**Your goal:**
From the entries below, tally how many lines contain "grid" and report only that figure.

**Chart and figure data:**
——
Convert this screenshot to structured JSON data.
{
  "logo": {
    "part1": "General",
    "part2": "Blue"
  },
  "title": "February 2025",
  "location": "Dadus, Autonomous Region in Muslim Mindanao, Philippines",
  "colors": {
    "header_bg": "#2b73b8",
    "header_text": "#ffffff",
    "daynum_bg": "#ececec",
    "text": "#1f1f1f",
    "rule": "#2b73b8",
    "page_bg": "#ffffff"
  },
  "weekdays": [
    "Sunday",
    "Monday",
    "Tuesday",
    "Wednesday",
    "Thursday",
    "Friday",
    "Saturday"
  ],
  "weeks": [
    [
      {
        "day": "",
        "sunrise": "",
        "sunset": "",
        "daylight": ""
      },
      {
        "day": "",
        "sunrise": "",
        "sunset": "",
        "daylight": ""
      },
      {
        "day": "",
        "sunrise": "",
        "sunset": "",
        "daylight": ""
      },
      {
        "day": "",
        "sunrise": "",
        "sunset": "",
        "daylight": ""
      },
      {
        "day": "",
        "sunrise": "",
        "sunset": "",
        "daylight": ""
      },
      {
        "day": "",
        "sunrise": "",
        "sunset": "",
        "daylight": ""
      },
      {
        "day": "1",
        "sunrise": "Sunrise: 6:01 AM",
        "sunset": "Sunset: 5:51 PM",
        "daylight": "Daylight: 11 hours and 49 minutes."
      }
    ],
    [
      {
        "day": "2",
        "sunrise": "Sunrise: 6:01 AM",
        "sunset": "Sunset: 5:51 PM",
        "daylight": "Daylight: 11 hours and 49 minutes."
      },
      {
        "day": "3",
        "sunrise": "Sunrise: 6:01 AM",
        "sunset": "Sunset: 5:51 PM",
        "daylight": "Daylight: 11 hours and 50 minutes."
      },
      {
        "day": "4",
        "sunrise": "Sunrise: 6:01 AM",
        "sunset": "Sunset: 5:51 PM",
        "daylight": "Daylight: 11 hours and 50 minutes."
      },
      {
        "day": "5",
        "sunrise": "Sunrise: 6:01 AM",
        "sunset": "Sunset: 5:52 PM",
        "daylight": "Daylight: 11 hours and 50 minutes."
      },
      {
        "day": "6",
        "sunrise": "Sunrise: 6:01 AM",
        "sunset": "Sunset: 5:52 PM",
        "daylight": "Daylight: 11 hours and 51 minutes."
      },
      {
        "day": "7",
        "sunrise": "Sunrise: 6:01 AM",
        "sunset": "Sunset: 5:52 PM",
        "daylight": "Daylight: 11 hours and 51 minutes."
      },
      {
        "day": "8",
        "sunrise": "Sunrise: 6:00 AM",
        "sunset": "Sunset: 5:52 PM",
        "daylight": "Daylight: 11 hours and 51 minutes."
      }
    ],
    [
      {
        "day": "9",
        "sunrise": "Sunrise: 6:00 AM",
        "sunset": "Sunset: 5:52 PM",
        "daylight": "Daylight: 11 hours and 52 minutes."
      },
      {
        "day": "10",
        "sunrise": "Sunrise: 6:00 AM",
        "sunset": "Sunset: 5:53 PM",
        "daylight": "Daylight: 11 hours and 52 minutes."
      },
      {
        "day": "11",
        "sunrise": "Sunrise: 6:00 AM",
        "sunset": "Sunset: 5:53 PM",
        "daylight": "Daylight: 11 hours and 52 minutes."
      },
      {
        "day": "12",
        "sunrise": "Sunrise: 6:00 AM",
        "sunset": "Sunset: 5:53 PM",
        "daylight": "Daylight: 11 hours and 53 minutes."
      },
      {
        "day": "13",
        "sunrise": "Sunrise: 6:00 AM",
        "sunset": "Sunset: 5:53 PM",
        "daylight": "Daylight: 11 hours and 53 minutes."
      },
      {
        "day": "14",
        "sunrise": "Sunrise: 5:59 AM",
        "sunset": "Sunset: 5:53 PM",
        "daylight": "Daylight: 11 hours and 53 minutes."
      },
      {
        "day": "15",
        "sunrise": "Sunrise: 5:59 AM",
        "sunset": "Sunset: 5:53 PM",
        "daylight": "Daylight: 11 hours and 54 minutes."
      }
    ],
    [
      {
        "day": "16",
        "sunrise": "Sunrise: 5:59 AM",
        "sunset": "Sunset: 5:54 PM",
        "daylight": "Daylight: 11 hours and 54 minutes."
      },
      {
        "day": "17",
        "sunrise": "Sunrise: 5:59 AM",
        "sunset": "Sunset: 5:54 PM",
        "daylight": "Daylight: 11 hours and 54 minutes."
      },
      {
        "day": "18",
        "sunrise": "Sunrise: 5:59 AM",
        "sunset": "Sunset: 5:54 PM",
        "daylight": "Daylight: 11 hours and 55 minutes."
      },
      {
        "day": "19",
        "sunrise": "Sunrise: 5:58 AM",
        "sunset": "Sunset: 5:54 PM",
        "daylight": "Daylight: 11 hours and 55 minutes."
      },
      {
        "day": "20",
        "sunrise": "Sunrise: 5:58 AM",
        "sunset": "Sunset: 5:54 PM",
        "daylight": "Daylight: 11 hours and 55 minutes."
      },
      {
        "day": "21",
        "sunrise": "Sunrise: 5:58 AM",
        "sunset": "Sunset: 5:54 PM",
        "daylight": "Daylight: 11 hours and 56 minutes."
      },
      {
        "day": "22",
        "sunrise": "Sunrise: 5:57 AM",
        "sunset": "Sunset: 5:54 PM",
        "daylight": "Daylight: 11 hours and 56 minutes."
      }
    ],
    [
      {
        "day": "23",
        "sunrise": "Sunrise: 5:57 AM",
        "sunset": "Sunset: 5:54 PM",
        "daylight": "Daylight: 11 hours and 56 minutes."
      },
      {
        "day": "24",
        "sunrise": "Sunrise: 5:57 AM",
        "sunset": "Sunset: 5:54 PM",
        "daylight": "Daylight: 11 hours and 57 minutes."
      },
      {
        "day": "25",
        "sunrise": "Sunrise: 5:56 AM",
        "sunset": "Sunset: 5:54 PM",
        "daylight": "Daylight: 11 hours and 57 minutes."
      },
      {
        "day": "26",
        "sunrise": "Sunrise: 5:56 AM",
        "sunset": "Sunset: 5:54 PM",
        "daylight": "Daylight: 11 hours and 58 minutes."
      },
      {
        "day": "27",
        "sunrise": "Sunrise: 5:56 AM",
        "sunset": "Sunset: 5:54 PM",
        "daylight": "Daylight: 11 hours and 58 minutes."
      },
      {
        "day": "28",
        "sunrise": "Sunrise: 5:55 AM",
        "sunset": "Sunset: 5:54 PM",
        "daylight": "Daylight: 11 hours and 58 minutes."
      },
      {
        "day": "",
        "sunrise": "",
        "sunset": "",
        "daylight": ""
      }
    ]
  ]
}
——
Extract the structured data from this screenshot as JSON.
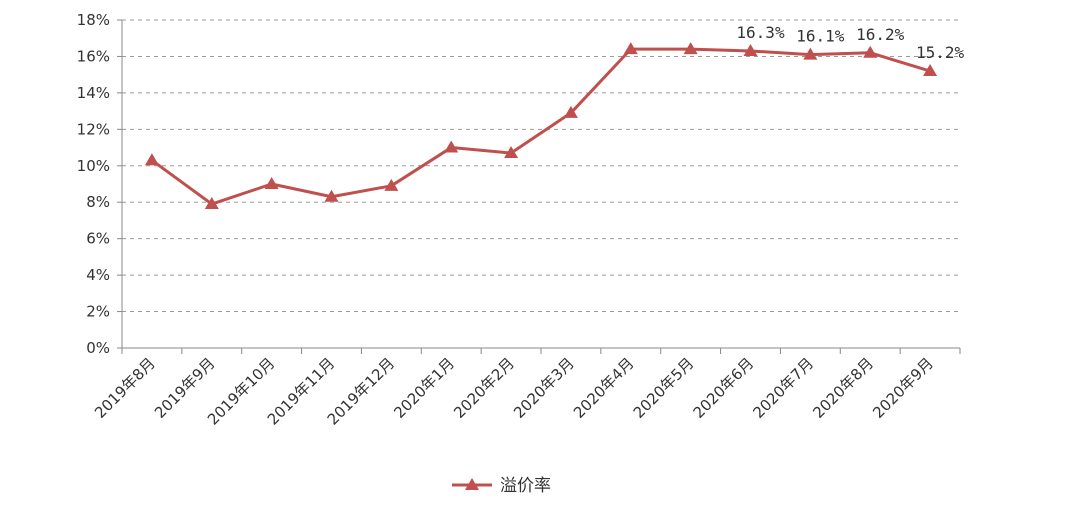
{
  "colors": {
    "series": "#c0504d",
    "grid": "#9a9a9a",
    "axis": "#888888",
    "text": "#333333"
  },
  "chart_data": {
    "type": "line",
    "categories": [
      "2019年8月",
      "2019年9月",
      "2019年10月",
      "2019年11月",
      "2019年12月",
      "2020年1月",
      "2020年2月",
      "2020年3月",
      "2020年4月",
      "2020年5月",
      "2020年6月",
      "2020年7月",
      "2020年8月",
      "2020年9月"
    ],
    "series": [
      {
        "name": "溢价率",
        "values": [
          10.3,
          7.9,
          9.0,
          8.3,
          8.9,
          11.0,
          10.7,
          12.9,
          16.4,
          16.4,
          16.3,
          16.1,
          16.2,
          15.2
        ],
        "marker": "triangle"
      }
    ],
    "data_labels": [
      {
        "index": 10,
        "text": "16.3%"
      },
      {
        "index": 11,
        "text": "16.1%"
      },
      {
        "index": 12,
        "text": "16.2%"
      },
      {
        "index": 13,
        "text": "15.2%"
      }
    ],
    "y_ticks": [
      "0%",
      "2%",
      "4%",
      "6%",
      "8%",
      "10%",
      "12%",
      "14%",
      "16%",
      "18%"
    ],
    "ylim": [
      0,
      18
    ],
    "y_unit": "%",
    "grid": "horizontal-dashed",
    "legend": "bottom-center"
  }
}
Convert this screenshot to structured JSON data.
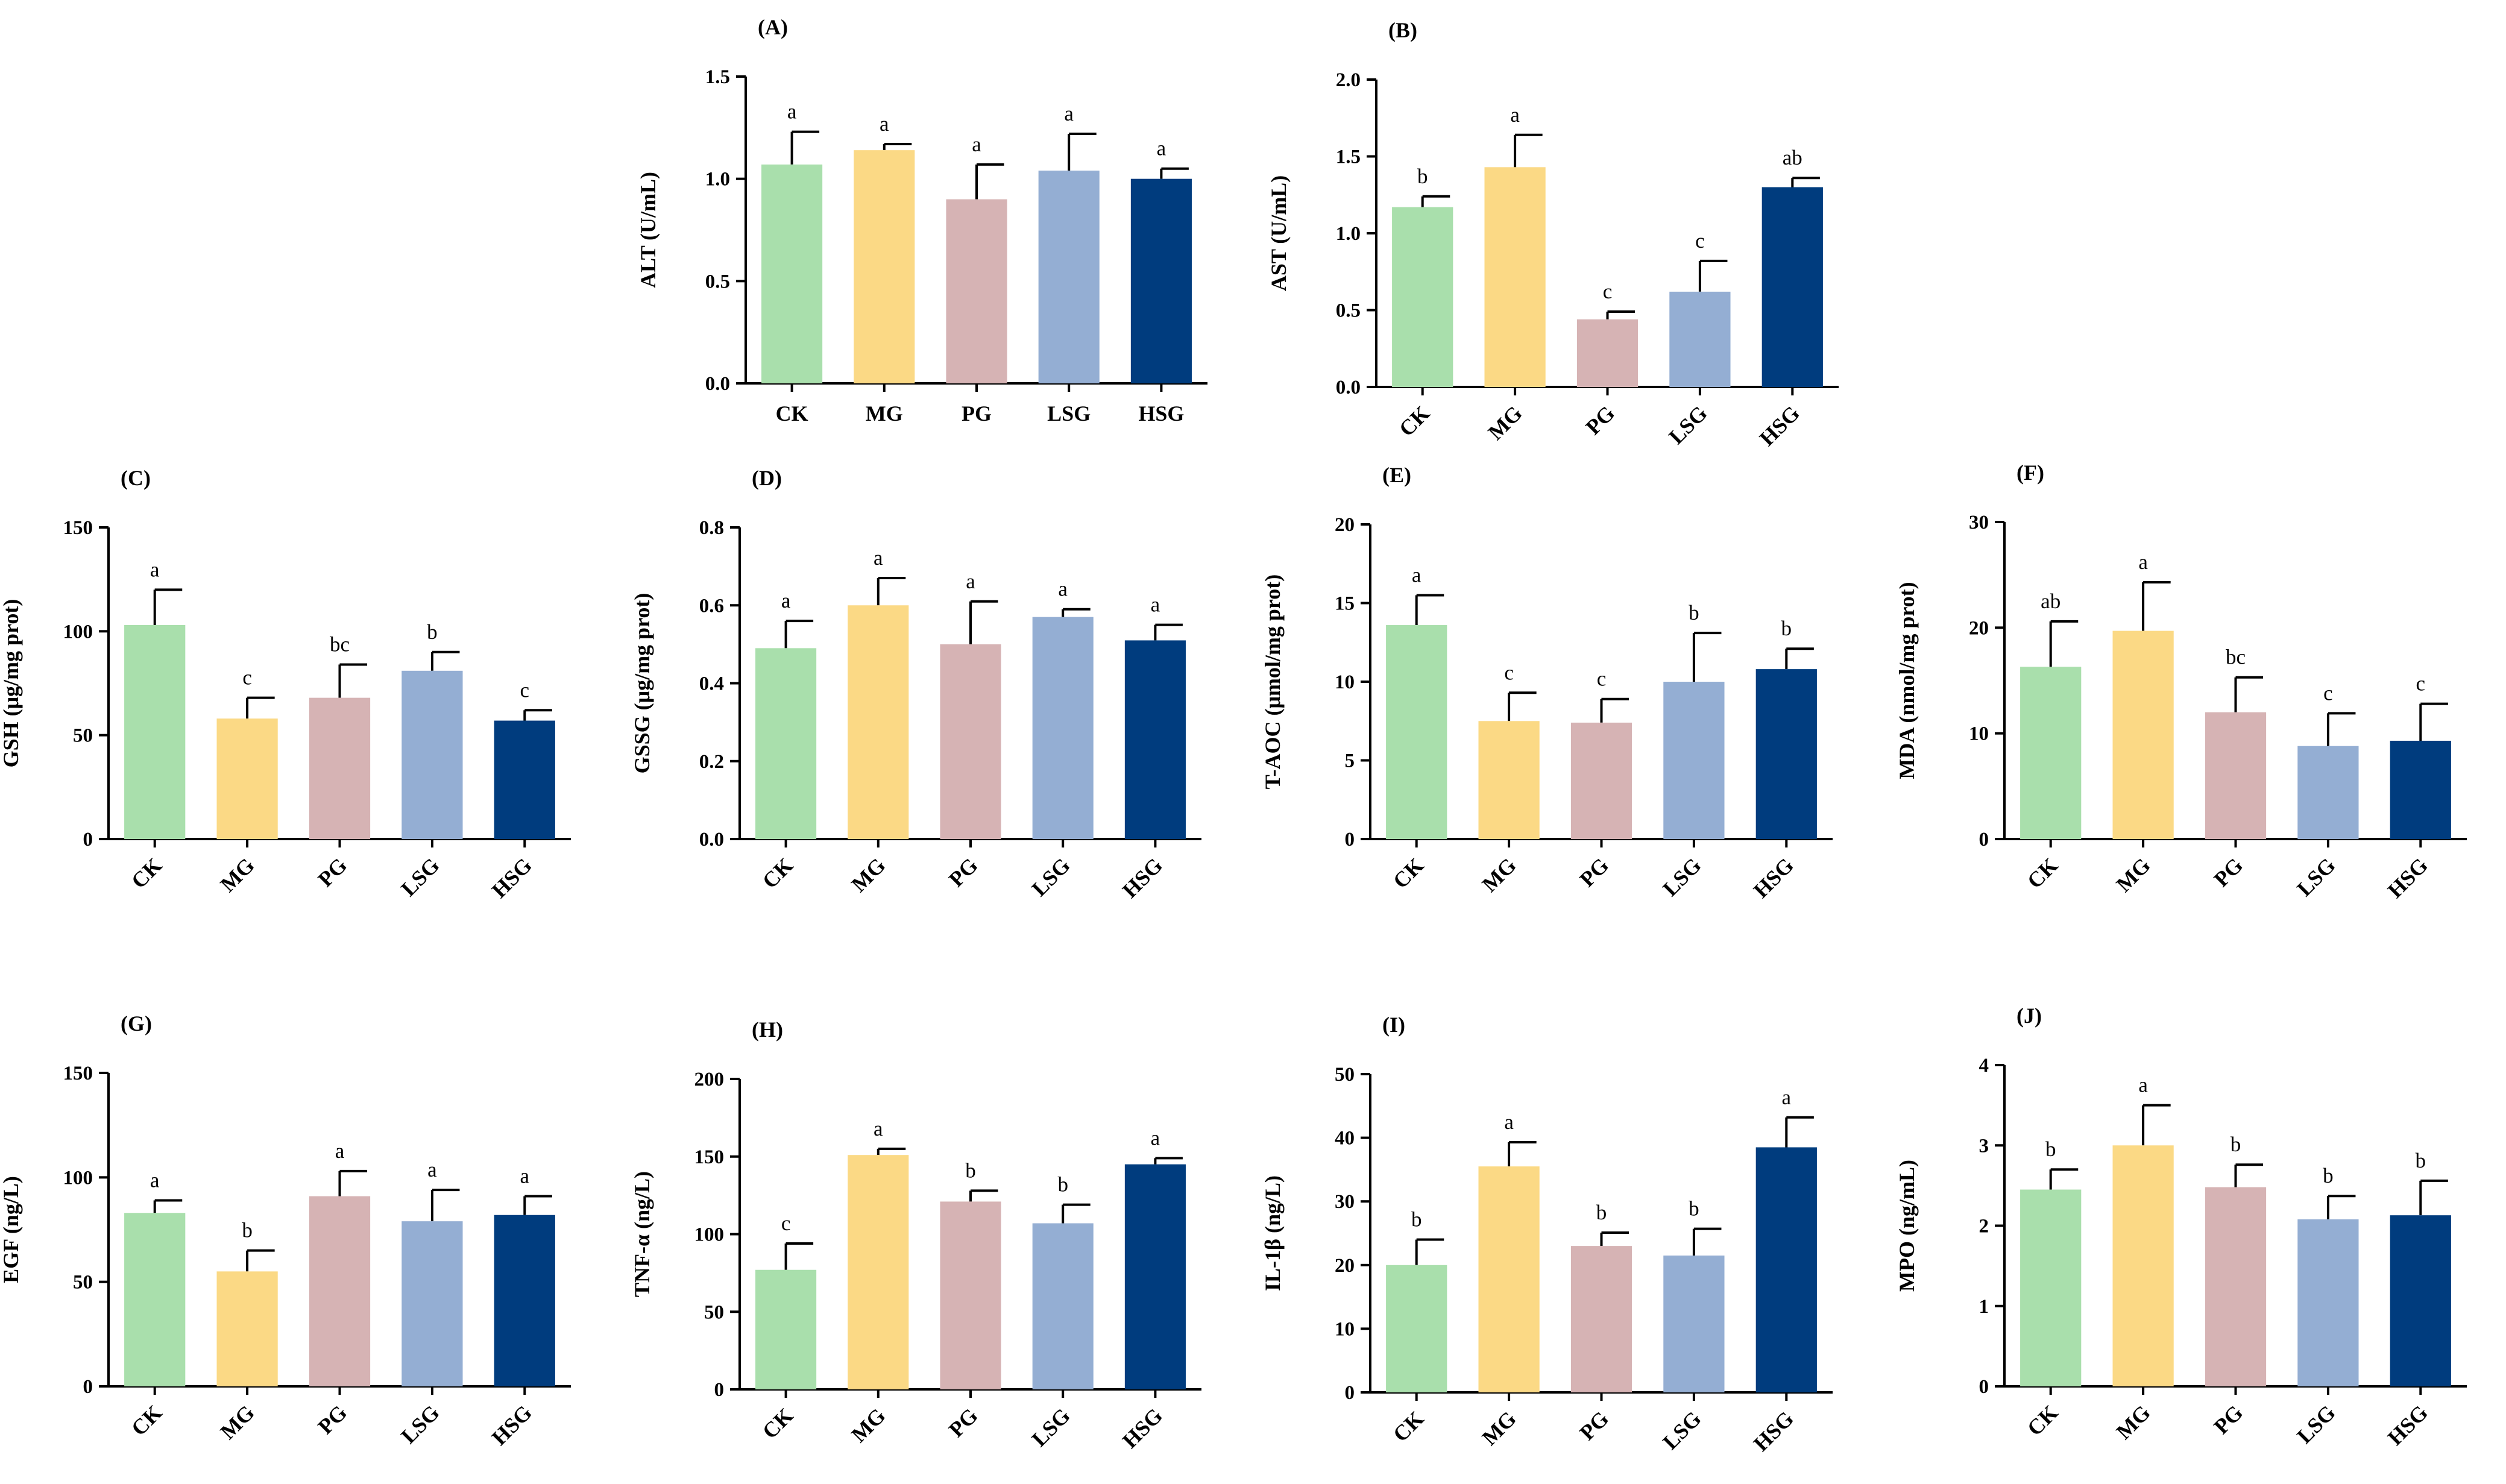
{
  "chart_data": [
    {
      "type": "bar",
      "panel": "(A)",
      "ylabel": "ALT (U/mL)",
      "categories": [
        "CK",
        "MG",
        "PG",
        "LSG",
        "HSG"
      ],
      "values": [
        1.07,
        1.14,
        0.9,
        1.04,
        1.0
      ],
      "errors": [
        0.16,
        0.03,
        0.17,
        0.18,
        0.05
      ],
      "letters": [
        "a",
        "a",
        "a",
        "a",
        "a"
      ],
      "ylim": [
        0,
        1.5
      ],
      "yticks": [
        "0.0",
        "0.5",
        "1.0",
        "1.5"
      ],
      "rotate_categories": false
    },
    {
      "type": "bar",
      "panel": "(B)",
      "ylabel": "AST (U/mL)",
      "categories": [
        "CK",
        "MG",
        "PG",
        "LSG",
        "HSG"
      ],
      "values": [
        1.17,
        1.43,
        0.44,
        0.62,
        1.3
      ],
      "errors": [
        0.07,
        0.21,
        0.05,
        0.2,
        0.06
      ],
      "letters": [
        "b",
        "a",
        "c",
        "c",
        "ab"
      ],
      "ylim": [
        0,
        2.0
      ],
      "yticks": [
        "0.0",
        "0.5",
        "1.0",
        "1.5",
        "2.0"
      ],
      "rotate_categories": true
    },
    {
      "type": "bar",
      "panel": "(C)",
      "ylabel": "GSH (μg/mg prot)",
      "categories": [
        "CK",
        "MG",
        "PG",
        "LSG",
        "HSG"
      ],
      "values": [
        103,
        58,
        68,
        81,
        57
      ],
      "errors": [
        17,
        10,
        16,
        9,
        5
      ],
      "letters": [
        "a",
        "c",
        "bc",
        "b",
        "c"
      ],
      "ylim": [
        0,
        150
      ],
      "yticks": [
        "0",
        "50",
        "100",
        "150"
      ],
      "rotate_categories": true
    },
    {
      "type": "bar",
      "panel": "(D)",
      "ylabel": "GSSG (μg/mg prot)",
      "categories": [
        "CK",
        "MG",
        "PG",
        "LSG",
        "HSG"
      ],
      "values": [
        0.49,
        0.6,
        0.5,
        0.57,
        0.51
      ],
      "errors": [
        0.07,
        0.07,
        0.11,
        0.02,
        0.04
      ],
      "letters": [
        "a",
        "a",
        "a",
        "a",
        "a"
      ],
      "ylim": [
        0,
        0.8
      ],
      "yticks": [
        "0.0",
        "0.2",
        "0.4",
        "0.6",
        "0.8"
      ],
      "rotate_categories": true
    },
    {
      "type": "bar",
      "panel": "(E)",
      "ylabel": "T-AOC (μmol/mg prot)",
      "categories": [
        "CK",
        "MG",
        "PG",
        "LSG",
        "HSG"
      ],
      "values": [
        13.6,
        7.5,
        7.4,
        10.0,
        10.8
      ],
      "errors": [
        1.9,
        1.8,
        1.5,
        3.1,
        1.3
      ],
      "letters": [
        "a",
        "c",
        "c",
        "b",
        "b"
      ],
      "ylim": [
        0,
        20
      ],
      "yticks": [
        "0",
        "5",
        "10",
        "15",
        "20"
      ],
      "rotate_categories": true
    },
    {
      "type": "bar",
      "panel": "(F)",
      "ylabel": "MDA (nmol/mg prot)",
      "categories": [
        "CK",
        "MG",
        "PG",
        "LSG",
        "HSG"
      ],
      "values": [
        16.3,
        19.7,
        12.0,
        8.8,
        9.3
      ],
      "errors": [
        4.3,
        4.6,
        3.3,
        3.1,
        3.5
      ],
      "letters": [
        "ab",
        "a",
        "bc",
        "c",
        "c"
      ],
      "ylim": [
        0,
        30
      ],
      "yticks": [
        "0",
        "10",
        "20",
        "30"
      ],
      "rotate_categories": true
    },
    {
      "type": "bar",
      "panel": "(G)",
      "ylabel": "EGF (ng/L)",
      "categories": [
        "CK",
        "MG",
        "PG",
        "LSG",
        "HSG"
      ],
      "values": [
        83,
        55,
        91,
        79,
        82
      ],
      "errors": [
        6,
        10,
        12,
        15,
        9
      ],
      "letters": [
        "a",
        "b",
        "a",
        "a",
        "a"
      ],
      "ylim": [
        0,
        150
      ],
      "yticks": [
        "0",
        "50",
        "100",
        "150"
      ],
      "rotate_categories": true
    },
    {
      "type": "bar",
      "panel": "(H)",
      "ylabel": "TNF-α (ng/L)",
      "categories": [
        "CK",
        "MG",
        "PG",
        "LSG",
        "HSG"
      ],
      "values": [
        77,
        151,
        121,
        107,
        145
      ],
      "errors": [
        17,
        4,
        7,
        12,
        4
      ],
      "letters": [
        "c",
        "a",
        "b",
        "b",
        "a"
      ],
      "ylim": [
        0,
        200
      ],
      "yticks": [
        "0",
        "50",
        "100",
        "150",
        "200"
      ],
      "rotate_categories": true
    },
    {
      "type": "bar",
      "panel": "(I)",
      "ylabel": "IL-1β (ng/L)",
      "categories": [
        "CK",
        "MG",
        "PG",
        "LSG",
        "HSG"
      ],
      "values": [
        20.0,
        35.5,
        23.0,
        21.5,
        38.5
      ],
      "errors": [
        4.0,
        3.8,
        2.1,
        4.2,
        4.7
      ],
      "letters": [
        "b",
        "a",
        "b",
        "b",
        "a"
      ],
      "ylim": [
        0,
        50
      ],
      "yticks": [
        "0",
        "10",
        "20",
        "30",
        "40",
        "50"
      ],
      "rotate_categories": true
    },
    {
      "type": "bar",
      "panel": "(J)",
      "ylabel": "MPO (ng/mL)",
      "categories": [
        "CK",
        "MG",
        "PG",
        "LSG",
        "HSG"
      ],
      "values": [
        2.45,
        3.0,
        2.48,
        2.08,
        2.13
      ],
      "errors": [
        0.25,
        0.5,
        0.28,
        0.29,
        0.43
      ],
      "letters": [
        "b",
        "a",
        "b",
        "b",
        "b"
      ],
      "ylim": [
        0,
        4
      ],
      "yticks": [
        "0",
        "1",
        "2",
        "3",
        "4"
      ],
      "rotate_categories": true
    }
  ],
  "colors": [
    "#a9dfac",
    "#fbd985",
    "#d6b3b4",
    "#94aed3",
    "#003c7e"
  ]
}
——
**Response to the task:**
2